- Instruction
Provide only the number of lines in the data below that contain the string "אותנו".

>> start Recorded information

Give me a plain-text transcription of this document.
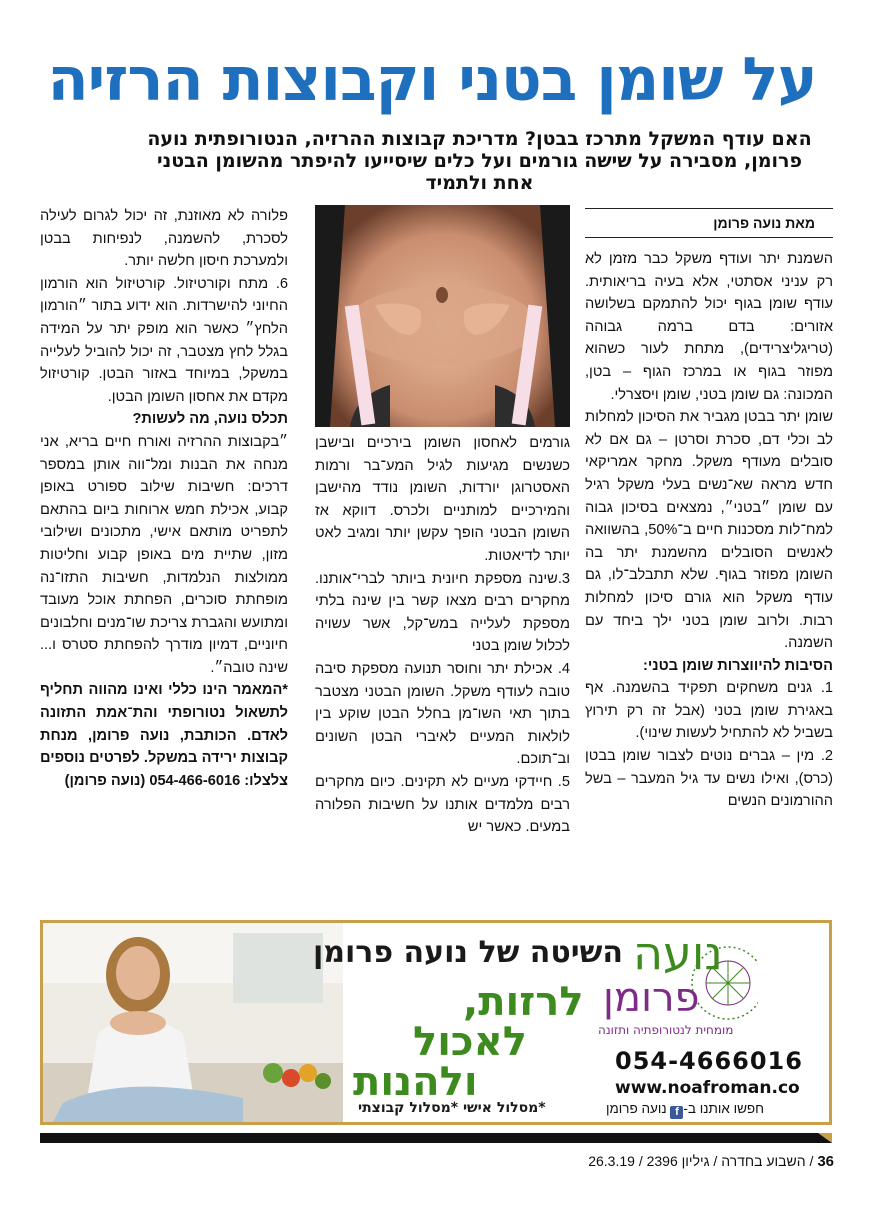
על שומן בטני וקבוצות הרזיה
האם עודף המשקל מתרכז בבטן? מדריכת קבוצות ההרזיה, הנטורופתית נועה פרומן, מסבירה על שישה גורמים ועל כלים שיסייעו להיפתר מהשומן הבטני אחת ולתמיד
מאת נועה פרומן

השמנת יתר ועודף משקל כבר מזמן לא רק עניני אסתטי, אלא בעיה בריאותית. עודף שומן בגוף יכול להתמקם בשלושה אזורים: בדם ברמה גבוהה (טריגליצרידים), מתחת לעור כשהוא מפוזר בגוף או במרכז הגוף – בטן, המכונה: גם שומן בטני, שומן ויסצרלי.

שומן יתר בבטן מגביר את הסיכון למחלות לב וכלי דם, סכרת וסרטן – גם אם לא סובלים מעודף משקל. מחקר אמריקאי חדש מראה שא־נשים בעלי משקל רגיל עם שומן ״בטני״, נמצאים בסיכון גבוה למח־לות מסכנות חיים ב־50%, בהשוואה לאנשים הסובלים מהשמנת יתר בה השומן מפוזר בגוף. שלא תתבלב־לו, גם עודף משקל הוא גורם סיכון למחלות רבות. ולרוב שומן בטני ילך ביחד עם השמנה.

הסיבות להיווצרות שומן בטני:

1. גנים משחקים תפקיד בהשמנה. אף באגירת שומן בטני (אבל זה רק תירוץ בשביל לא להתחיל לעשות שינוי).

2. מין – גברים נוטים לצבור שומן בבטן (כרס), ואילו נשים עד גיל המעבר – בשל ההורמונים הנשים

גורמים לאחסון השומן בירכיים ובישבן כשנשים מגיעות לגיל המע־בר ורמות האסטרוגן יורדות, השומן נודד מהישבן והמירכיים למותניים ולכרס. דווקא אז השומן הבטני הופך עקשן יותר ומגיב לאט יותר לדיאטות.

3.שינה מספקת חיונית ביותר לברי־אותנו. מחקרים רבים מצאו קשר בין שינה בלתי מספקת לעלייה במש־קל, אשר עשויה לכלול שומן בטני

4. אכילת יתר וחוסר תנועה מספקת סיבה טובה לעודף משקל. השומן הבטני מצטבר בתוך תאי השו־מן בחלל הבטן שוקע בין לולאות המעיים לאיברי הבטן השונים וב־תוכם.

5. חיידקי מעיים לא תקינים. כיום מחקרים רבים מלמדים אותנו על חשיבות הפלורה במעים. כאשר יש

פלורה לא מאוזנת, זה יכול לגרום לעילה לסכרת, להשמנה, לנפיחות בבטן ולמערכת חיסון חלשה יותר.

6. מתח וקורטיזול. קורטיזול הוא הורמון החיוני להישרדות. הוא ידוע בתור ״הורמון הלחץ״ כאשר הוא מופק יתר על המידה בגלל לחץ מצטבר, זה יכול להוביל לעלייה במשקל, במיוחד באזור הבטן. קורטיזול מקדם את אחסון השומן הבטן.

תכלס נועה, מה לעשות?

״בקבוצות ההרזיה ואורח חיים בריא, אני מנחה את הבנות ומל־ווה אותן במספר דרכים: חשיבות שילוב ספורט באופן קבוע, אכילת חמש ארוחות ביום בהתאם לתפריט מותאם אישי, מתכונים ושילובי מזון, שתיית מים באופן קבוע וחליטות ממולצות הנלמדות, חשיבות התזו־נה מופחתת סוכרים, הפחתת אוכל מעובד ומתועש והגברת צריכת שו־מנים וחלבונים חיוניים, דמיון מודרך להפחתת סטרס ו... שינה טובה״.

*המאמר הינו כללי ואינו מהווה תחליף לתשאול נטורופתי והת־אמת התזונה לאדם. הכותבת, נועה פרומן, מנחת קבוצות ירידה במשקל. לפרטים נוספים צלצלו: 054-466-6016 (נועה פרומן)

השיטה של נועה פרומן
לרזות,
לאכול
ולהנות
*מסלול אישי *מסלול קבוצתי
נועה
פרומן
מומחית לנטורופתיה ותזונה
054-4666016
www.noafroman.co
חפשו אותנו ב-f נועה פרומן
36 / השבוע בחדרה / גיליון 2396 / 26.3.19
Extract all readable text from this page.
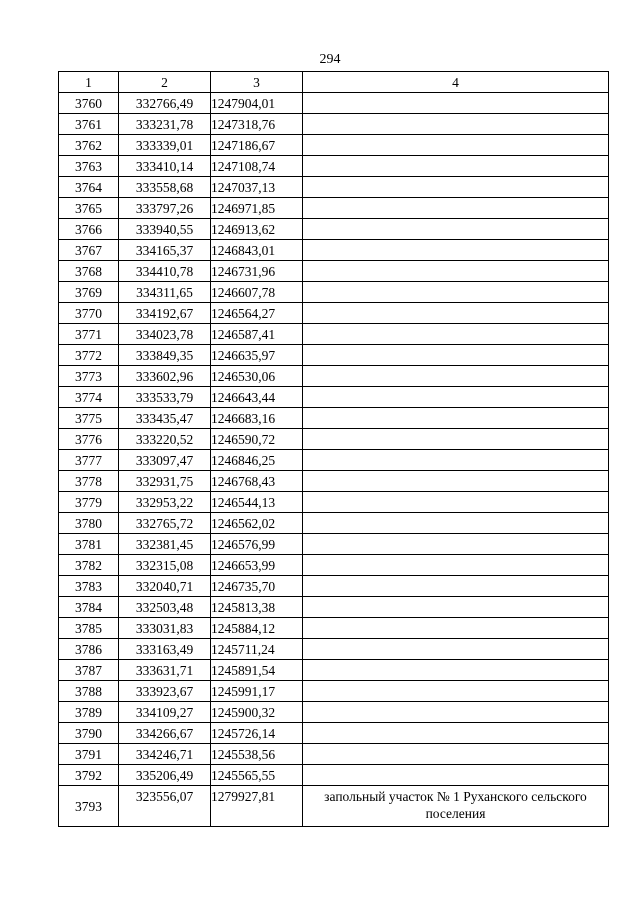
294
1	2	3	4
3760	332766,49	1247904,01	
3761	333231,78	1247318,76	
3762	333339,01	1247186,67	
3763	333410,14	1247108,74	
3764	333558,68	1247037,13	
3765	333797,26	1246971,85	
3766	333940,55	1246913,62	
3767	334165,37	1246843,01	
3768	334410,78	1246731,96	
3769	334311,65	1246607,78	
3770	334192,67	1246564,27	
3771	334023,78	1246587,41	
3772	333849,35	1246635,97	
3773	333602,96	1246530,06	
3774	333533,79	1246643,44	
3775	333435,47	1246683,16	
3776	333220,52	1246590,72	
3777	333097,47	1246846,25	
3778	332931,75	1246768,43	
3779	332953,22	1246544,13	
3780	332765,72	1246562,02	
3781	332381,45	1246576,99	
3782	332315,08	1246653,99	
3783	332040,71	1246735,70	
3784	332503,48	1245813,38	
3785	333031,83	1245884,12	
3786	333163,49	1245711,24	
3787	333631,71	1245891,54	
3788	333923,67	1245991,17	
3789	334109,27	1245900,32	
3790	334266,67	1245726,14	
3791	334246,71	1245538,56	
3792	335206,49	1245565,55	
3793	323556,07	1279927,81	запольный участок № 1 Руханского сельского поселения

>> end Recorded information
>> start Recorded information

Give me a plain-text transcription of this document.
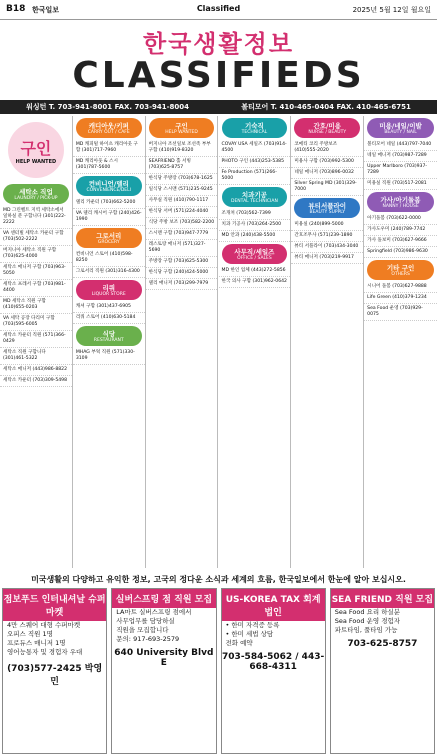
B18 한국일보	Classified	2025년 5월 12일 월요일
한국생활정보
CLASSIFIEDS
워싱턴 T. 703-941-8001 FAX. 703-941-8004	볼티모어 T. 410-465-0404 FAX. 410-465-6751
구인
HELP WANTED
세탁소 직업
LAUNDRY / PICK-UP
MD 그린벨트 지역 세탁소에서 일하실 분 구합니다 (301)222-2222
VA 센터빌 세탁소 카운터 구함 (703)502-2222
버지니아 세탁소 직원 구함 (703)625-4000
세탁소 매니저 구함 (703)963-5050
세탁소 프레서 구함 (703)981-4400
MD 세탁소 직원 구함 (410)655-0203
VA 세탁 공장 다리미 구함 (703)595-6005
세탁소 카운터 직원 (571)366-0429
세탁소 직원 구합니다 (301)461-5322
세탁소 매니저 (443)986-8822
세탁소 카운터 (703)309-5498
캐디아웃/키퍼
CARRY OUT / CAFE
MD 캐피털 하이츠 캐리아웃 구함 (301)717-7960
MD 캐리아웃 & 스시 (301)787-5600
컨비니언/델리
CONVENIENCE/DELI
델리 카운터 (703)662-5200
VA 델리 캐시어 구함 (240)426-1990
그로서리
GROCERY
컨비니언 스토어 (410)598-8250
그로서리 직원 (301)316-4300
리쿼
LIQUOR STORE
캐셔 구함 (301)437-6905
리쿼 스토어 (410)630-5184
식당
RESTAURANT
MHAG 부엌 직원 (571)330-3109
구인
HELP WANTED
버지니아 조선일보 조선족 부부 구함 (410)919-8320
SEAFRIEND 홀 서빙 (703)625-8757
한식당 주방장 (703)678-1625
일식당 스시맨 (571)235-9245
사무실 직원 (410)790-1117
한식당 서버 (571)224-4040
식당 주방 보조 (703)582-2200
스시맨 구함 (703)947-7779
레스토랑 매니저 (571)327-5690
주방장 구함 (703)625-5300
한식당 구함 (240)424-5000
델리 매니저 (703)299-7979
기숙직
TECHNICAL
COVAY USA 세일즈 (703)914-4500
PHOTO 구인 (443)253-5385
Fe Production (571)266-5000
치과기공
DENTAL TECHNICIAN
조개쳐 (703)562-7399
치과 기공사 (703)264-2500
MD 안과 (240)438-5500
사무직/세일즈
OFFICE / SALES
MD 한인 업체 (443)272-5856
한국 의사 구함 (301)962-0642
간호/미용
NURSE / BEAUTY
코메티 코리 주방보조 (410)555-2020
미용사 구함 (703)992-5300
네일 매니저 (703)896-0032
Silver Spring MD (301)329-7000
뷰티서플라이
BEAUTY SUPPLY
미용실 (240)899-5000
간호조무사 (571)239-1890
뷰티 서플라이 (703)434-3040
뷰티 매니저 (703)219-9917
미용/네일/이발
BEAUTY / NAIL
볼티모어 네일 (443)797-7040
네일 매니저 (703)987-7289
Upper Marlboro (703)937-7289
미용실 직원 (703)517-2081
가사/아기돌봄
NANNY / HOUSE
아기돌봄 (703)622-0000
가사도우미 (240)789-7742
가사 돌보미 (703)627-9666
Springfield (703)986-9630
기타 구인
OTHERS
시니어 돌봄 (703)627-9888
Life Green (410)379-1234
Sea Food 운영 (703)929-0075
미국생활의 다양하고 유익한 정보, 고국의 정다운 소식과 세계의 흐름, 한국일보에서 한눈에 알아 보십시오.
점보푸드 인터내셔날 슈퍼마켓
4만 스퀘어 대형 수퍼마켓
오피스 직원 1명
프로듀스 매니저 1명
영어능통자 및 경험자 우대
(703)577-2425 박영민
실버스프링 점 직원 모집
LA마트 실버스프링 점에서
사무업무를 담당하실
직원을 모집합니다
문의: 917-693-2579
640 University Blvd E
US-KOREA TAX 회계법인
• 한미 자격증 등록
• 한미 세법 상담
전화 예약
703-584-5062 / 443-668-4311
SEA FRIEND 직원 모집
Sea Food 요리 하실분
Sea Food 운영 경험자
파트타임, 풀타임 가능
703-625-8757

>> end Recorded information

- Result
3